**WORK INSTRUCTIONS:** Leave the pictures out. Return all other data exactly.
## start TASK INPUT
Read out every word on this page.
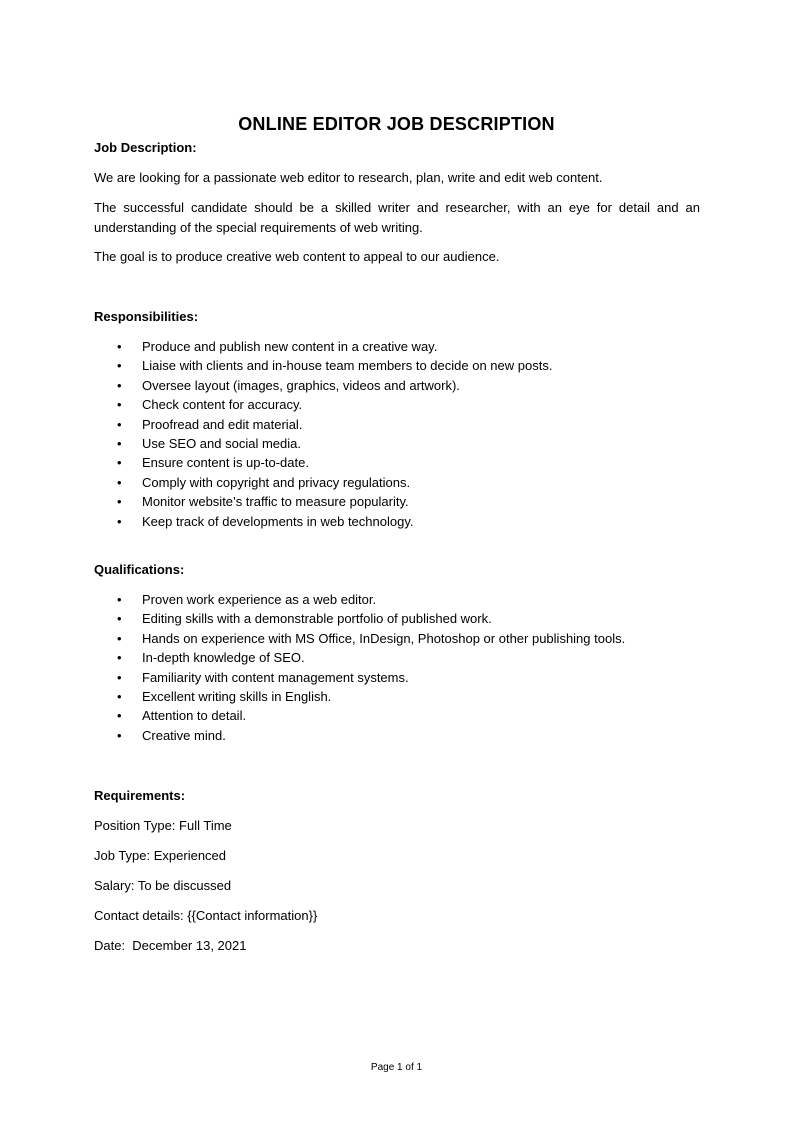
ONLINE EDITOR JOB DESCRIPTION
Job Description:
We are looking for a passionate web editor to research, plan, write and edit web content.
The successful candidate should be a skilled writer and researcher, with an eye for detail and an understanding of the special requirements of web writing.
The goal is to produce creative web content to appeal to our audience.
Responsibilities:
• Produce and publish new content in a creative way.
• Liaise with clients and in-house team members to decide on new posts.
• Oversee layout (images, graphics, videos and artwork).
• Check content for accuracy.
• Proofread and edit material.
• Use SEO and social media.
• Ensure content is up-to-date.
• Comply with copyright and privacy regulations.
• Monitor website’s traffic to measure popularity.
• Keep track of developments in web technology.
Qualifications:
• Proven work experience as a web editor.
• Editing skills with a demonstrable portfolio of published work.
• Hands on experience with MS Office, InDesign, Photoshop or other publishing tools.
• In-depth knowledge of SEO.
• Familiarity with content management systems.
• Excellent writing skills in English.
• Attention to detail.
• Creative mind.
Requirements:
Position Type: Full Time
Job Type: Experienced
Salary: To be discussed
Contact details: {{Contact information}}
Date:  December 13, 2021
Page 1 of 1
## end TASK INPUT
**THE COMPLETED TASK:**
Read out every word on this page.
ONLINE EDITOR JOB DESCRIPTION
Job Description:
We are looking for a passionate web editor to research, plan, write and edit web content.
The successful candidate should be a skilled writer and researcher, with an eye for detail and an understanding of the special requirements of web writing.
The goal is to produce creative web content to appeal to our audience.
Responsibilities:
• Produce and publish new content in a creative way.
• Liaise with clients and in-house team members to decide on new posts.
• Oversee layout (images, graphics, videos and artwork).
• Check content for accuracy.
• Proofread and edit material.
• Use SEO and social media.
• Ensure content is up-to-date.
• Comply with copyright and privacy regulations.
• Monitor website’s traffic to measure popularity.
• Keep track of developments in web technology.
Qualifications:
• Proven work experience as a web editor.
• Editing skills with a demonstrable portfolio of published work.
• Hands on experience with MS Office, InDesign, Photoshop or other publishing tools.
• In-depth knowledge of SEO.
• Familiarity with content management systems.
• Excellent writing skills in English.
• Attention to detail.
• Creative mind.
Requirements:
Position Type: Full Time
Job Type: Experienced
Salary: To be discussed
Contact details: {{Contact information}}
Date:  December 13, 2021
Page 1 of 1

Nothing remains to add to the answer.